Directions: Go through the data and copy every line exactly, but not the images.

Collection entries
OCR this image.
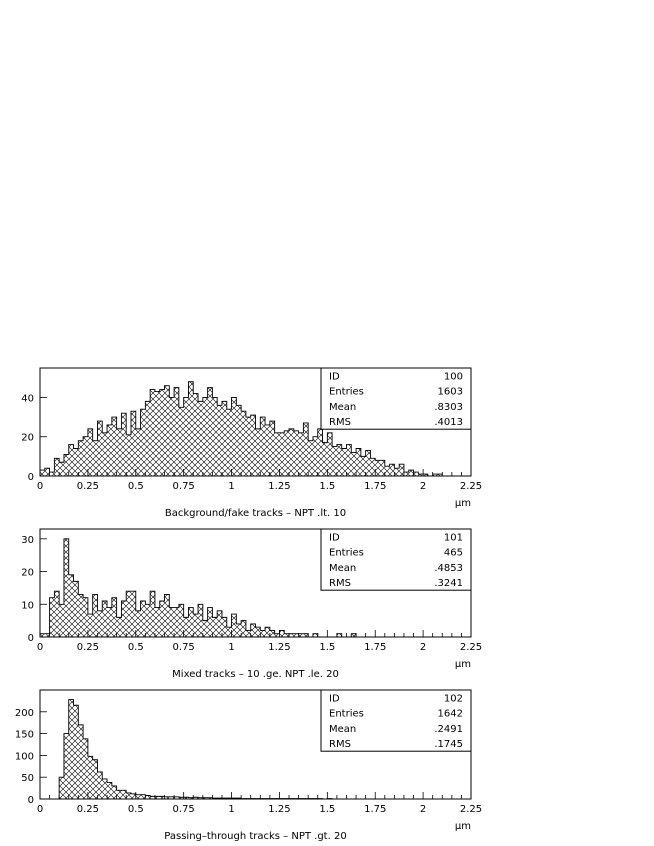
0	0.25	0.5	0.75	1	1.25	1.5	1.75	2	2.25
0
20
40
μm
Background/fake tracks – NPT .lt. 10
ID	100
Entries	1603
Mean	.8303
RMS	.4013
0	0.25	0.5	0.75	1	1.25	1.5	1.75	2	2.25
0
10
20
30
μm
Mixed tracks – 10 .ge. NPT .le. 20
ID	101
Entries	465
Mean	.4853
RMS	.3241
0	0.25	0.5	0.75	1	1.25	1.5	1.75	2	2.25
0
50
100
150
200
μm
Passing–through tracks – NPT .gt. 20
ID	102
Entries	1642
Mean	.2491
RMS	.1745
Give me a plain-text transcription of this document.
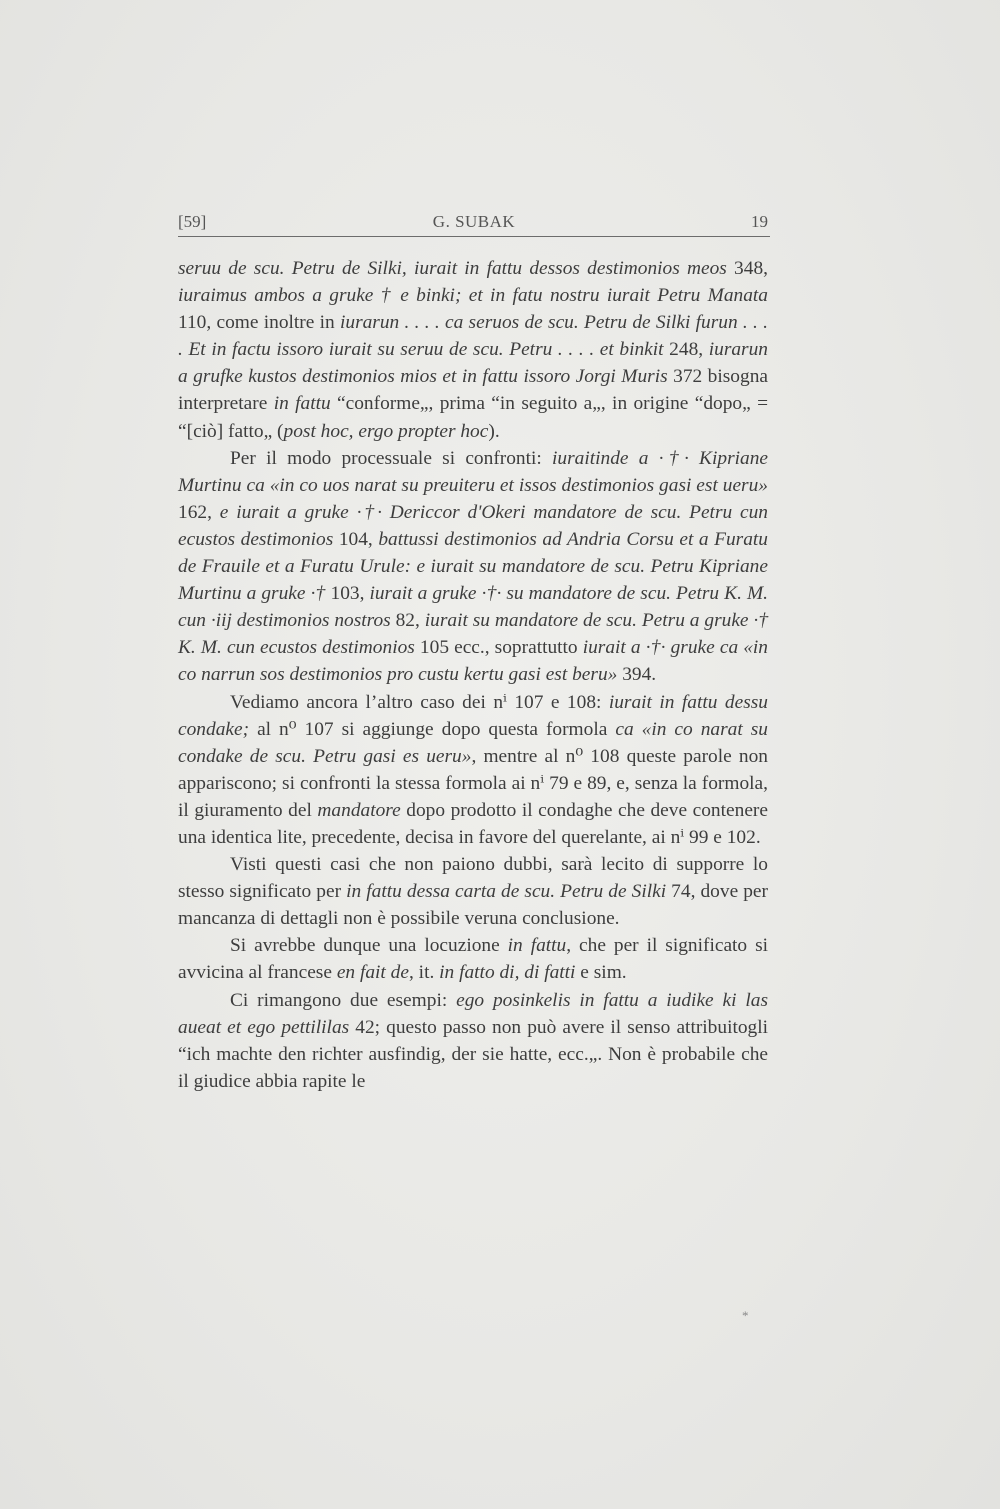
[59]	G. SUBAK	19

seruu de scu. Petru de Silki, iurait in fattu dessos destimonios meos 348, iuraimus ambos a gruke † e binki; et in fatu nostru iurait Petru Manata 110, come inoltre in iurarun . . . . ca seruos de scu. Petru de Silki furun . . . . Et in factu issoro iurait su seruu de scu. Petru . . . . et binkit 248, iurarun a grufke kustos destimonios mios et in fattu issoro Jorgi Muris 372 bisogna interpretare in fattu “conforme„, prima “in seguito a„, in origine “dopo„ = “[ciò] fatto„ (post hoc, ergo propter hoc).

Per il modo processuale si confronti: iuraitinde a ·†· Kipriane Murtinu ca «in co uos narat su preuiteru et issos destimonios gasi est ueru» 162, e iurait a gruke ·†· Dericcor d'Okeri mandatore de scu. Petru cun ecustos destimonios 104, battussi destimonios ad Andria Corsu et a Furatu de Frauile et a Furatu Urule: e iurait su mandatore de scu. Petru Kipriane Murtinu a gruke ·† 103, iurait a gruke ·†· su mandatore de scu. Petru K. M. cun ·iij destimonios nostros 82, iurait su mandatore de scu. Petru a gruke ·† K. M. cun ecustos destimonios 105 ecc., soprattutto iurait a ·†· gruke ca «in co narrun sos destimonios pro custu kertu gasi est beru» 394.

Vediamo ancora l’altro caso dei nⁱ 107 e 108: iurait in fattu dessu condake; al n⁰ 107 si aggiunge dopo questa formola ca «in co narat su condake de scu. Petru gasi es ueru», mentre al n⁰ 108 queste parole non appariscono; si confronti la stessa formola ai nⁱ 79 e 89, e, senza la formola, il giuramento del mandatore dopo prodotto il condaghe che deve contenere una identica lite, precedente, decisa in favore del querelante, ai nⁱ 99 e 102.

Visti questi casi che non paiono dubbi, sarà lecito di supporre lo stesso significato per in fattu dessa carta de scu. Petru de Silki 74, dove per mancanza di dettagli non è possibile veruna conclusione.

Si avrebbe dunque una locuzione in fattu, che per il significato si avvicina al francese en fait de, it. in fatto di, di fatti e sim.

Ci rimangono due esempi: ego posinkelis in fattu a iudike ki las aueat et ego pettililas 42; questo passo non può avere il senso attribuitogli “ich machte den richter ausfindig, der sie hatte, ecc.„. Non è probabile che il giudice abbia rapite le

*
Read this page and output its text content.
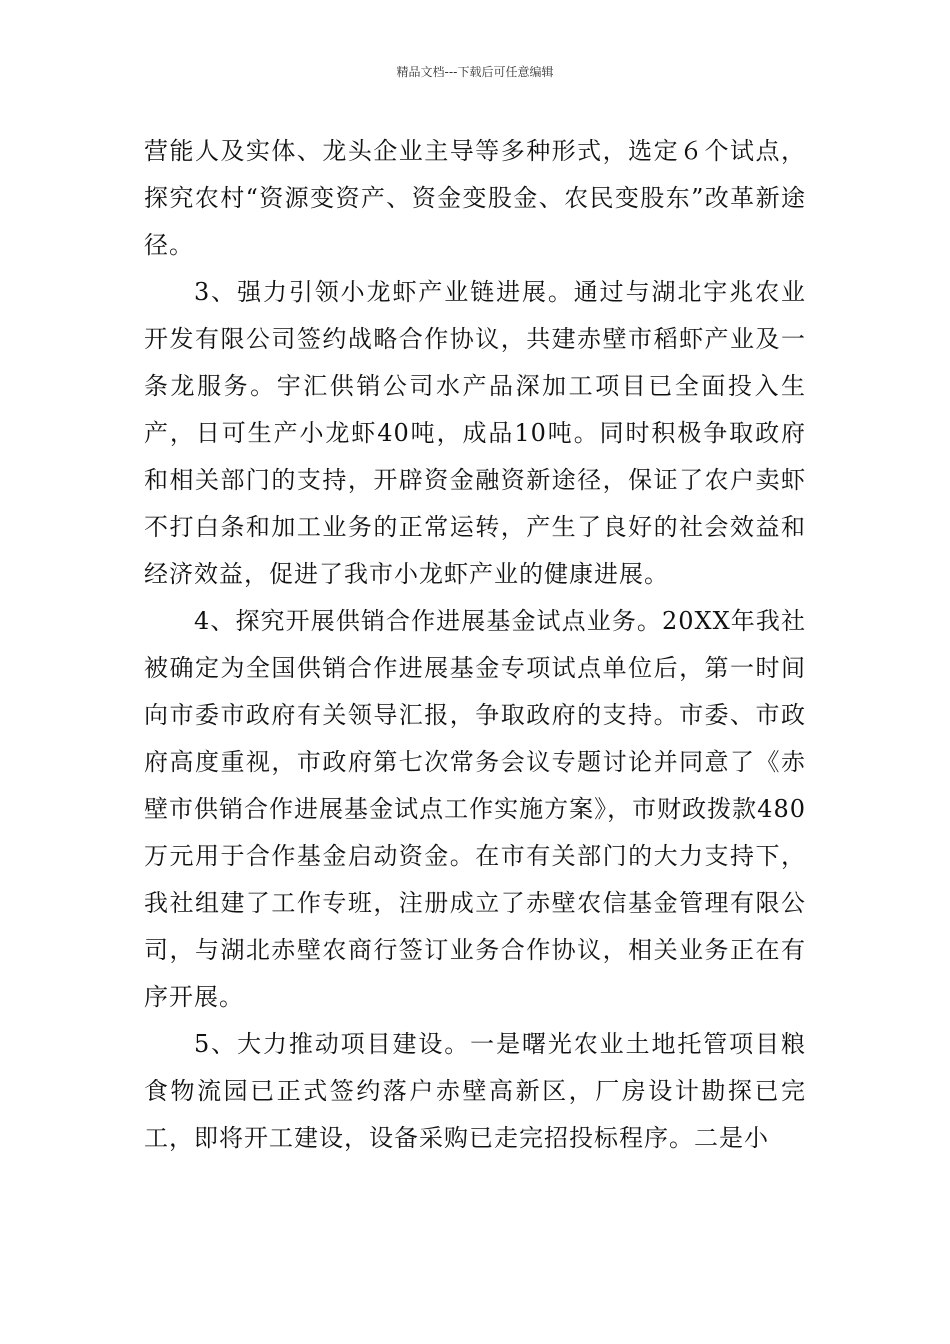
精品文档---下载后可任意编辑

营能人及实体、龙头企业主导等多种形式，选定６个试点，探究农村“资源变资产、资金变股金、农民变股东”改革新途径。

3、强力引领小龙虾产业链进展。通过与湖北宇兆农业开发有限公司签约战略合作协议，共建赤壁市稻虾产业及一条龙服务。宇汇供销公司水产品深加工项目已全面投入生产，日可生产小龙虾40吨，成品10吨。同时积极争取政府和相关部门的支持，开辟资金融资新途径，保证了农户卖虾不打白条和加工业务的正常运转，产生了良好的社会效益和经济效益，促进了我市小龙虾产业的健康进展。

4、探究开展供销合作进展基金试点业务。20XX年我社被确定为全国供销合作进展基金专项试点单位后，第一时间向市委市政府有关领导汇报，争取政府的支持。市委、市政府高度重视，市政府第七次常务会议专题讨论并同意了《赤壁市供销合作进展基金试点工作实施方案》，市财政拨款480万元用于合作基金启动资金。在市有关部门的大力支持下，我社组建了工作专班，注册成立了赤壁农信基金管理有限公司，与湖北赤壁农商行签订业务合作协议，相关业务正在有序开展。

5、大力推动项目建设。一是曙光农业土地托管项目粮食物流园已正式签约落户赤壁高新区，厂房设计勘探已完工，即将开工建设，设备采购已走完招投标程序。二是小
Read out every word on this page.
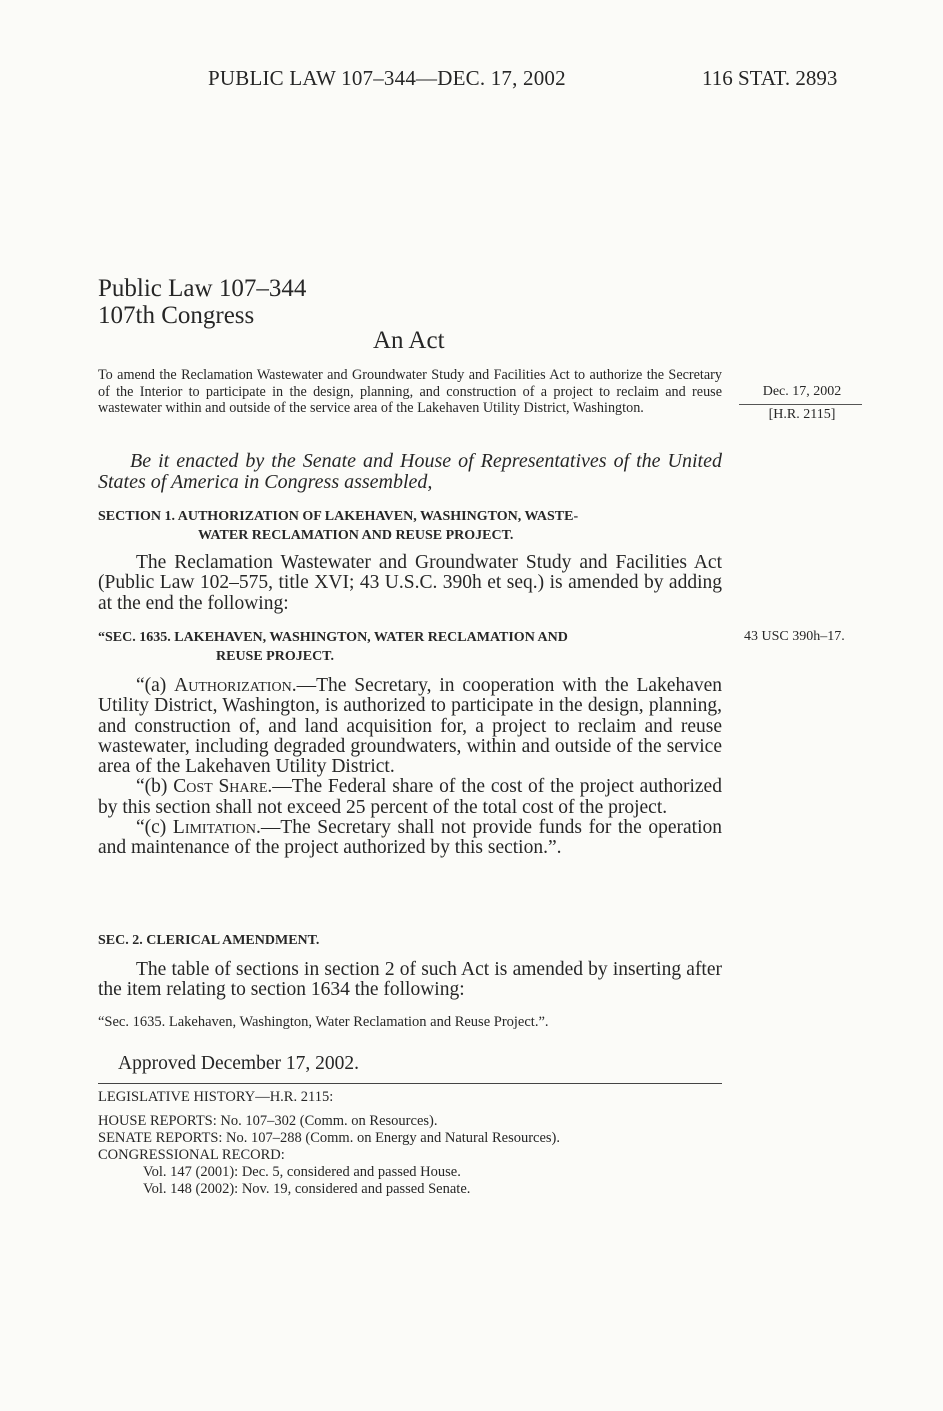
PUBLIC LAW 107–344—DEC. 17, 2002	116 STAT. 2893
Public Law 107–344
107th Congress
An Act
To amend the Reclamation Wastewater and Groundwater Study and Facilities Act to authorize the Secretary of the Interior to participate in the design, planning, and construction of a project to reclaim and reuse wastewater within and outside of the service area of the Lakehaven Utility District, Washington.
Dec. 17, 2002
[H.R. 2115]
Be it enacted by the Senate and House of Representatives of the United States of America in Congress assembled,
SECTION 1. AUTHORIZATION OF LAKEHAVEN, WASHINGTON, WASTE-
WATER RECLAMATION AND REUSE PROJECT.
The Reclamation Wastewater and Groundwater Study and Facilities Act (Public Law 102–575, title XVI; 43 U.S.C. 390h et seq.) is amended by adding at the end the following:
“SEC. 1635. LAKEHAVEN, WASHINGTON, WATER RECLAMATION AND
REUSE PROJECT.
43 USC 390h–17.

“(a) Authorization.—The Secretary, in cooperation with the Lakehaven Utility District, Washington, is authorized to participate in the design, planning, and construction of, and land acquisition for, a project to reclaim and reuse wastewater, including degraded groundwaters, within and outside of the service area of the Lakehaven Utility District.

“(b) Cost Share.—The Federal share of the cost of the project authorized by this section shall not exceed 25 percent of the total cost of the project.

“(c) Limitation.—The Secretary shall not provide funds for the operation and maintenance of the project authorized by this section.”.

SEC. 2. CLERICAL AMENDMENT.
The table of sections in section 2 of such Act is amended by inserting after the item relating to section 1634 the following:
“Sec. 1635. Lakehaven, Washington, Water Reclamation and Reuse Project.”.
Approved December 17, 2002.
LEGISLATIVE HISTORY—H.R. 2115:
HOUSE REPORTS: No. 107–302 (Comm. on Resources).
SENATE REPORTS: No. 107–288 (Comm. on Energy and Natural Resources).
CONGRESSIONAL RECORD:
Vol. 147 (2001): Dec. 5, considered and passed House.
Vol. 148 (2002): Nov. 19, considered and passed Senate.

Result of the exercise:
OCR this image.
0	0.25	0.5	0.75	1	1.25	1.5	1.75	2	2.25
0
20
40
μm
Background/fake tracks – NPT .lt. 10
ID	100
Entries	1603
Mean	.8303
RMS	.4013
0	0.25	0.5	0.75	1	1.25	1.5	1.75	2	2.25
0
10
20
30
μm
Mixed tracks – 10 .ge. NPT .le. 20
ID	101
Entries	465
Mean	.4853
RMS	.3241
0	0.25	0.5	0.75	1	1.25	1.5	1.75	2	2.25
0
50
100
150
200
μm
Passing–through tracks – NPT .gt. 20
ID	102
Entries	1642
Mean	.2491
RMS	.1745
Give me a plain-text transcription of this document.
[59]	G. SUBAK	19

seruu de scu. Petru de Silki, iurait in fattu dessos destimonios meos 348, iuraimus ambos a gruke † e binki; et in fatu nostru iurait Petru Manata 110, come inoltre in iurarun . . . . ca seruos de scu. Petru de Silki furun . . . . Et in factu issoro iurait su seruu de scu. Petru . . . . et binkit 248, iurarun a grufke kustos destimonios mios et in fattu issoro Jorgi Muris 372 bisogna interpretare in fattu “conforme„, prima “in seguito a„, in origine “dopo„ = “[ciò] fatto„ (post hoc, ergo propter hoc).

Per il modo processuale si confronti: iuraitinde a ·†· Kipriane Murtinu ca «in co uos narat su preuiteru et issos destimonios gasi est ueru» 162, e iurait a gruke ·†· Dericcor d'Okeri mandatore de scu. Petru cun ecustos destimonios 104, battussi destimonios ad Andria Corsu et a Furatu de Frauile et a Furatu Urule: e iurait su mandatore de scu. Petru Kipriane Murtinu a gruke ·† 103, iurait a gruke ·†· su mandatore de scu. Petru K. M. cun ·iij destimonios nostros 82, iurait su mandatore de scu. Petru a gruke ·† K. M. cun ecustos destimonios 105 ecc., soprattutto iurait a ·†· gruke ca «in co narrun sos destimonios pro custu kertu gasi est beru» 394.

Vediamo ancora l’altro caso dei nⁱ 107 e 108: iurait in fattu dessu condake; al n⁰ 107 si aggiunge dopo questa formola ca «in co narat su condake de scu. Petru gasi es ueru», mentre al n⁰ 108 queste parole non appariscono; si confronti la stessa formola ai nⁱ 79 e 89, e, senza la formola, il giuramento del mandatore dopo prodotto il condaghe che deve contenere una identica lite, precedente, decisa in favore del querelante, ai nⁱ 99 e 102.

Visti questi casi che non paiono dubbi, sarà lecito di supporre lo stesso significato per in fattu dessa carta de scu. Petru de Silki 74, dove per mancanza di dettagli non è possibile veruna conclusione.

Si avrebbe dunque una locuzione in fattu, che per il significato si avvicina al francese en fait de, it. in fatto di, di fatti e sim.

Ci rimangono due esempi: ego posinkelis in fattu a iudike ki las aueat et ego pettililas 42; questo passo non può avere il senso attribuitogli “ich machte den richter ausfindig, der sie hatte, ecc.„. Non è probabile che il giudice abbia rapite le

*
Read this page and output its text content.
精品文档---下载后可任意编辑

营能人及实体、龙头企业主导等多种形式，选定６个试点，探究农村“资源变资产、资金变股金、农民变股东”改革新途径。

3、强力引领小龙虾产业链进展。通过与湖北宇兆农业开发有限公司签约战略合作协议，共建赤壁市稻虾产业及一条龙服务。宇汇供销公司水产品深加工项目已全面投入生产，日可生产小龙虾40吨，成品10吨。同时积极争取政府和相关部门的支持，开辟资金融资新途径，保证了农户卖虾不打白条和加工业务的正常运转，产生了良好的社会效益和经济效益，促进了我市小龙虾产业的健康进展。

4、探究开展供销合作进展基金试点业务。20XX年我社被确定为全国供销合作进展基金专项试点单位后，第一时间向市委市政府有关领导汇报，争取政府的支持。市委、市政府高度重视，市政府第七次常务会议专题讨论并同意了《赤壁市供销合作进展基金试点工作实施方案》，市财政拨款480万元用于合作基金启动资金。在市有关部门的大力支持下，我社组建了工作专班，注册成立了赤壁农信基金管理有限公司，与湖北赤壁农商行签订业务合作协议，相关业务正在有序开展。

5、大力推动项目建设。一是曙光农业土地托管项目粮食物流园已正式签约落户赤壁高新区，厂房设计勘探已完工，即将开工建设，设备采购已走完招投标程序。二是小
Read out every word on this page.
PUBLIC LAW 107–344—DEC. 17, 2002	116 STAT. 2893
Public Law 107–344
107th Congress
An Act
To amend the Reclamation Wastewater and Groundwater Study and Facilities Act to authorize the Secretary of the Interior to participate in the design, planning, and construction of a project to reclaim and reuse wastewater within and outside of the service area of the Lakehaven Utility District, Washington.
Dec. 17, 2002
[H.R. 2115]
Be it enacted by the Senate and House of Representatives of the United States of America in Congress assembled,
SECTION 1. AUTHORIZATION OF LAKEHAVEN, WASHINGTON, WASTE-
WATER RECLAMATION AND REUSE PROJECT.
The Reclamation Wastewater and Groundwater Study and Facilities Act (Public Law 102–575, title XVI; 43 U.S.C. 390h et seq.) is amended by adding at the end the following:
“SEC. 1635. LAKEHAVEN, WASHINGTON, WATER RECLAMATION AND
REUSE PROJECT.
43 USC 390h–17.

“(a) Authorization.—The Secretary, in cooperation with the Lakehaven Utility District, Washington, is authorized to participate in the design, planning, and construction of, and land acquisition for, a project to reclaim and reuse wastewater, including degraded groundwaters, within and outside of the service area of the Lakehaven Utility District.

“(b) Cost Share.—The Federal share of the cost of the project authorized by this section shall not exceed 25 percent of the total cost of the project.

“(c) Limitation.—The Secretary shall not provide funds for the operation and maintenance of the project authorized by this section.”.

SEC. 2. CLERICAL AMENDMENT.
The table of sections in section 2 of such Act is amended by inserting after the item relating to section 1634 the following:
“Sec. 1635. Lakehaven, Washington, Water Reclamation and Reuse Project.”.
Approved December 17, 2002.
LEGISLATIVE HISTORY—H.R. 2115:
HOUSE REPORTS: No. 107–302 (Comm. on Resources).
SENATE REPORTS: No. 107–288 (Comm. on Energy and Natural Resources).
CONGRESSIONAL RECORD:
Vol. 147 (2001): Dec. 5, considered and passed House.
Vol. 148 (2002): Nov. 19, considered and passed Senate.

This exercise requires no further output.